**INFORMATION SHOWN**
* * *
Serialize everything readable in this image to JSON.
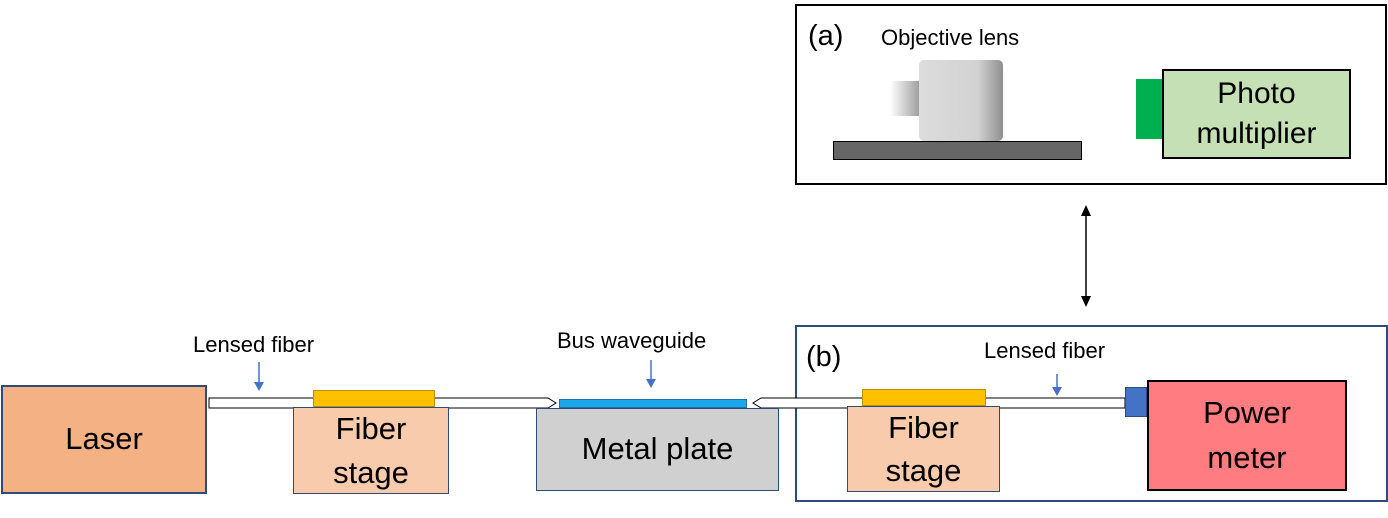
{
  "labels": {
    "panel_a_tag": "(a)",
    "panel_b_tag": "(b)",
    "objective_lens": "Objective lens",
    "photo_multiplier_line1": "Photo",
    "photo_multiplier_line2": "multiplier",
    "laser": "Laser",
    "fiber_stage_left_line1": "Fiber",
    "fiber_stage_left_line2": "stage",
    "fiber_stage_right_line1": "Fiber",
    "fiber_stage_right_line2": "stage",
    "metal_plate": "Metal plate",
    "power_meter_line1": "Power",
    "power_meter_line2": "meter",
    "lensed_fiber_left": "Lensed fiber",
    "lensed_fiber_right": "Lensed fiber",
    "bus_waveguide": "Bus waveguide"
  },
  "colors": {
    "laser": "#f4b183",
    "fiber_stage": "#f8cbad",
    "fiber_clamp": "#ffc000",
    "metal_plate": "#d0d0d0",
    "waveguide": "#1aa7ec",
    "power_meter": "#ff7c80",
    "power_meter_connector": "#4472c4",
    "photo_multiplier": "#c5e0b4",
    "photo_multiplier_connector": "#00b050",
    "pointer_arrow": "#4472c4",
    "panel_b_border": "#2f4b7c"
  }
}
* * *
Copy all the records above exactly, but leave out the pictures.

Serialize everything readable in this image to JSON.
{
  "labels": {
    "panel_a_tag": "(a)",
    "panel_b_tag": "(b)",
    "objective_lens": "Objective lens",
    "photo_multiplier_line1": "Photo",
    "photo_multiplier_line2": "multiplier",
    "laser": "Laser",
    "fiber_stage_left_line1": "Fiber",
    "fiber_stage_left_line2": "stage",
    "fiber_stage_right_line1": "Fiber",
    "fiber_stage_right_line2": "stage",
    "metal_plate": "Metal plate",
    "power_meter_line1": "Power",
    "power_meter_line2": "meter",
    "lensed_fiber_left": "Lensed fiber",
    "lensed_fiber_right": "Lensed fiber",
    "bus_waveguide": "Bus waveguide"
  },
  "colors": {
    "laser": "#f4b183",
    "fiber_stage": "#f8cbad",
    "fiber_clamp": "#ffc000",
    "metal_plate": "#d0d0d0",
    "waveguide": "#1aa7ec",
    "power_meter": "#ff7c80",
    "power_meter_connector": "#4472c4",
    "photo_multiplier": "#c5e0b4",
    "photo_multiplier_connector": "#00b050",
    "pointer_arrow": "#4472c4",
    "panel_b_border": "#2f4b7c"
  }
}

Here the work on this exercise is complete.